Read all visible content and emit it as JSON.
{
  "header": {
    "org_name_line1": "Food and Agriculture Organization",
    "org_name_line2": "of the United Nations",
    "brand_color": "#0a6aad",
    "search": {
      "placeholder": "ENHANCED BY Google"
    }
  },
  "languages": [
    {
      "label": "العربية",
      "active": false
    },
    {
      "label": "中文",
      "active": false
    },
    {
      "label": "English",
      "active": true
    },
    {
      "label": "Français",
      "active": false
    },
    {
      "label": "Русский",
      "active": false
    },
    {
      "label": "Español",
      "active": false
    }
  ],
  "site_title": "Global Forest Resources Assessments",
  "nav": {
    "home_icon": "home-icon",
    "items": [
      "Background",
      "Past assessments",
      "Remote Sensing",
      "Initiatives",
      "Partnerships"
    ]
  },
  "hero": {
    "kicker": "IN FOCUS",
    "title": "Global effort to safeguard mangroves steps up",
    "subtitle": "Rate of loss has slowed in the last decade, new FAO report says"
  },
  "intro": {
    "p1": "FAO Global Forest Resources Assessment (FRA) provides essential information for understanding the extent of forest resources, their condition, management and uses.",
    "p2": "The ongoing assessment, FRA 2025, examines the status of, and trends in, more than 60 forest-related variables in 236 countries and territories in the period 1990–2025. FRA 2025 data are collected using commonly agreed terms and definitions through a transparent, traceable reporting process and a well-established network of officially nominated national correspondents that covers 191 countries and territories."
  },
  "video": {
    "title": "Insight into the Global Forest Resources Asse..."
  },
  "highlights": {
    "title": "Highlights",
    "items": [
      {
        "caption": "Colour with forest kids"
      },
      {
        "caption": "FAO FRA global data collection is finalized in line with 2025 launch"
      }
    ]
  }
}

·····

- _INSTRUCTIONS FOR THE TASK_
Can you give every line above again, exactly as written?

- _OUTPUT FOR THIS EXERCISE_
Read all visible content and emit it as JSON.
{
  "header": {
    "org_name_line1": "Food and Agriculture Organization",
    "org_name_line2": "of the United Nations",
    "brand_color": "#0a6aad",
    "search": {
      "placeholder": "ENHANCED BY Google"
    }
  },
  "languages": [
    {
      "label": "العربية",
      "active": false
    },
    {
      "label": "中文",
      "active": false
    },
    {
      "label": "English",
      "active": true
    },
    {
      "label": "Français",
      "active": false
    },
    {
      "label": "Русский",
      "active": false
    },
    {
      "label": "Español",
      "active": false
    }
  ],
  "site_title": "Global Forest Resources Assessments",
  "nav": {
    "home_icon": "home-icon",
    "items": [
      "Background",
      "Past assessments",
      "Remote Sensing",
      "Initiatives",
      "Partnerships"
    ]
  },
  "hero": {
    "kicker": "IN FOCUS",
    "title": "Global effort to safeguard mangroves steps up",
    "subtitle": "Rate of loss has slowed in the last decade, new FAO report says"
  },
  "intro": {
    "p1": "FAO Global Forest Resources Assessment (FRA) provides essential information for understanding the extent of forest resources, their condition, management and uses.",
    "p2": "The ongoing assessment, FRA 2025, examines the status of, and trends in, more than 60 forest-related variables in 236 countries and territories in the period 1990–2025. FRA 2025 data are collected using commonly agreed terms and definitions through a transparent, traceable reporting process and a well-established network of officially nominated national correspondents that covers 191 countries and territories."
  },
  "video": {
    "title": "Insight into the Global Forest Resources Asse..."
  },
  "highlights": {
    "title": "Highlights",
    "items": [
      {
        "caption": "Colour with forest kids"
      },
      {
        "caption": "FAO FRA global data collection is finalized in line with 2025 launch"
      }
    ]
  }
}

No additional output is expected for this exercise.